### PASSAGE FOR REVIEW

----

    • In patients suspected of having infectious diseases such as Brucellosis or Typhoid Fever

    A bone marrow biopsy and aspiration may also be used at intervals when a person is being treated for a cancer to find out whether marrow function is being suppressed and, if it is, when its function begins to recover.

  • What does the test result mean?

    With a bone marrow biopsy and aspiration the doctor is looking at what is in the marrow in order to find out whether the cells found are normal and present in normal quantities, to find out whether there are cells present that should not be there, and to look at what is missing.

    The training and experience of the pathologists or haematologists evaluating the marrow samples allows them to sort through the marrow clues and find out what is happening in the marrow. In most cases, this information can confirm or rule out a diagnosis and bone marrow involvement, but it can also point out the need for further investigation. For instance, if there are a decreased number of RBCs in the blood and an increased number of reticulocytes, and a marrow evaluation shows that RBC production appears normal but increased, then the patient’s doctor knows that marrow production of RBCs has increased appropriately to meet a RBC demand. What they still don’t know is the reason for the demand. It could be due to an acute or chronic loss of RBCs, such as may occur with gastrointestinal bleeding, or due to acute or chronic RBC destruction, such as sometimes occurs with an artificial heart valve.

----

### EXCERPTED RECORDS
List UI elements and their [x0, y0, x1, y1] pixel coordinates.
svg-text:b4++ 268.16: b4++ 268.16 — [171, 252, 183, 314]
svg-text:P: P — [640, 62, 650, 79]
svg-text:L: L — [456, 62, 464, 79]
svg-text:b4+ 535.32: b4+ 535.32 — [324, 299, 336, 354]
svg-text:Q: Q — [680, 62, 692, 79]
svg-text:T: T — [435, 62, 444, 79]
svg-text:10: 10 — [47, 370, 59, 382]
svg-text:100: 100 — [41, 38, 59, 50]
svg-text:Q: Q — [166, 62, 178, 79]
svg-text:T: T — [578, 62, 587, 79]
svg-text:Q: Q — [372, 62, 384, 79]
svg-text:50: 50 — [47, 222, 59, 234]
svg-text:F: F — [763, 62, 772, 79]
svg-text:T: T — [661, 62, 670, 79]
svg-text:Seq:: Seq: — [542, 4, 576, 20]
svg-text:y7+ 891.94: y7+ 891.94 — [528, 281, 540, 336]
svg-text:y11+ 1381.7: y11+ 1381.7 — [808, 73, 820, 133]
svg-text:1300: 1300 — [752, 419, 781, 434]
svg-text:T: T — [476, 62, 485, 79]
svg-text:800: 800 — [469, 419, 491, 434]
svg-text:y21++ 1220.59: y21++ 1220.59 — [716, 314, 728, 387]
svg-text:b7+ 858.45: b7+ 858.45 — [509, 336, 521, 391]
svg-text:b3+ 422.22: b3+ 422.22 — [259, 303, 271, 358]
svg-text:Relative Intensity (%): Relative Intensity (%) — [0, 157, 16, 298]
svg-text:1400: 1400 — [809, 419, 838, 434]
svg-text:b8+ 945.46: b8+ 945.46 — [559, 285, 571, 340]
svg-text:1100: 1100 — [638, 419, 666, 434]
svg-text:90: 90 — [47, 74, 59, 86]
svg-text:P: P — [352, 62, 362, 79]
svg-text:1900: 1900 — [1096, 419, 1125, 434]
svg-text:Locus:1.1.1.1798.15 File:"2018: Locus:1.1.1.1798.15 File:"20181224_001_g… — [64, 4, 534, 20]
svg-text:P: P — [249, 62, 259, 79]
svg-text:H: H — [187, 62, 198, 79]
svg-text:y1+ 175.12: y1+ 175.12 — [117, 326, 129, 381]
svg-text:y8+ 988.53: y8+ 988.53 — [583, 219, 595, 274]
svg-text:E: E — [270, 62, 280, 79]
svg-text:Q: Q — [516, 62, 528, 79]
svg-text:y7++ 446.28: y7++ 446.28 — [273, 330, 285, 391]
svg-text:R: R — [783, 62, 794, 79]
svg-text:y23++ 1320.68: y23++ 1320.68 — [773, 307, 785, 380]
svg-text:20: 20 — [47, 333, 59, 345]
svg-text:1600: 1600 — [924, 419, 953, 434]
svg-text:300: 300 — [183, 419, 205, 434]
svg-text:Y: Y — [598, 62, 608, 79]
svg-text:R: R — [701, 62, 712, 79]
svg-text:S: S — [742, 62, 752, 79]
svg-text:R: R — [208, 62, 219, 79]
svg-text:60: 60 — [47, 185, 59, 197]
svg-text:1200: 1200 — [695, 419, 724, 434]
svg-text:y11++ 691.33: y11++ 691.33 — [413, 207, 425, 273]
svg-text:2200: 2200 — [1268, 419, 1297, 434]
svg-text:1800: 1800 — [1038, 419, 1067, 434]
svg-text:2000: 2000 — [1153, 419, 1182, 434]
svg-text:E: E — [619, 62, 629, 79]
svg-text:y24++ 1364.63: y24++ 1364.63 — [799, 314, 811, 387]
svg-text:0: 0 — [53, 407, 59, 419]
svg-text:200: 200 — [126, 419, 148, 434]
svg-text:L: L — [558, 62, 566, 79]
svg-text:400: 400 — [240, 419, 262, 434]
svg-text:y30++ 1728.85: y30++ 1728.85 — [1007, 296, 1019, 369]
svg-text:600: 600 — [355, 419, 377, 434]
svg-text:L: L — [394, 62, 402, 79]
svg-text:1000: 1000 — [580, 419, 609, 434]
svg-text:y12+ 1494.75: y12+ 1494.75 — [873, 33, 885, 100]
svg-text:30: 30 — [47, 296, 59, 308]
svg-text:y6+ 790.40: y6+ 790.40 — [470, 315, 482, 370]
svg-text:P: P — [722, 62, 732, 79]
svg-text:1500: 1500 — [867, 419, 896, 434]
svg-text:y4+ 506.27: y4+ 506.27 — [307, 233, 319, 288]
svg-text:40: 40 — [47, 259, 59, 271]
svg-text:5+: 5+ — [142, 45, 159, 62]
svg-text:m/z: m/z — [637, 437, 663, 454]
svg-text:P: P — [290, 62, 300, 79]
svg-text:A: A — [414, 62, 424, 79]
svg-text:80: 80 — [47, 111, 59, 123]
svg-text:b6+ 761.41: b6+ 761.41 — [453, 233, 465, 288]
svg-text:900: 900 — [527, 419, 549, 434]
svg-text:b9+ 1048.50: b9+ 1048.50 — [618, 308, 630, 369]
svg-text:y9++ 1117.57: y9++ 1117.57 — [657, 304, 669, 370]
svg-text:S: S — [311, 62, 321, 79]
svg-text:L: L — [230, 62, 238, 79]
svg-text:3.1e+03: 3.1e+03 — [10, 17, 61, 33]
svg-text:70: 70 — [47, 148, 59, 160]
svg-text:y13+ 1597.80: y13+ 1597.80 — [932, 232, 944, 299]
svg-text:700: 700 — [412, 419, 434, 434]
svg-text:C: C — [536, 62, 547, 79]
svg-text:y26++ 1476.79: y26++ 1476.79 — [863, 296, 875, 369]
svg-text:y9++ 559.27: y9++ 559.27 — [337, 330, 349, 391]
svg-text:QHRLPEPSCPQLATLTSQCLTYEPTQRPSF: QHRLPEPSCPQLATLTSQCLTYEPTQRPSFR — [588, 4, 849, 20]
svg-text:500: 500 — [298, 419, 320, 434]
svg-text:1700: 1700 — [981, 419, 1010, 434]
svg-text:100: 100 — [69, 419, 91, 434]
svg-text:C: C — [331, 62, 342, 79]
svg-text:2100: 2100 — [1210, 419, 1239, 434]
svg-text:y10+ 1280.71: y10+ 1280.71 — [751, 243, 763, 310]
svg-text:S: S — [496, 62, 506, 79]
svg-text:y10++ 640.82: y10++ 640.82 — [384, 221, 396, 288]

----

### TASKS TO COMPLETE
(1) According to the passage on bone marrow biopsy, what device is named as something that sometimes causes RBC destruction?
(2) Write the next part of the passage on bone marrow biopsy and aspiration, beginning after its final sentence.

### RESULTS BY TASK
(1) An artificial heart valve.

(2)
    A patient with few RBCs and no increase in reticulocytes may have aplastic anaemia with suppressed RBC production in the marrow. An evaluation of the bone marrow may confirm this condition, but it does not necessarily tell the doctor whether it is due to a bone marrow disorder, radiation, exposure to certain chemicals, cancer, cancer treatment, or due to a tuberculosis infection.

    The presence of some abnormal cells can be characteristic of specific cancers or disorders, such as the Gaucher cell found with Gaucher’s disease or the foamy lipid-filled Niemann-Pick cell found with Niemann-Pick disease.

    There may be masses of cells forming tumours in the marrow, such as can occur with multiple myeloma, or changes to or increases in the fibrous network that supports cellular production.

    Doctors take the information they receive from the marrow evaluation and combine it with information from a clinical examination, blood tests, and a variety of other tests, such as imaging scans and X-rays, to reach a final diagnosis. It can be a straightforward process or it can be a complex diagnostic puzzle. Patients should stay involved in this process by talking to their doctor before and after a bone marrow biopsy and/or aspiration, asking what their suspicions are, what kind of information they hope to obtain from the evaluation, and what follow-up tests might be indicated.

  • Is there anything else I should know?

    Complications from the bone marrow aspiration and/or biopsy procedure are very rare, but some patients may have excessive bleeding at the collection site or develop an infection. Patients should tell the doctor about any allergies they have and about any drugs or supplements they are taking before the procedure and should contact their doctor promptly if they experience persistent or spreading redness or bleeding at the site, a fever, or increasing pain.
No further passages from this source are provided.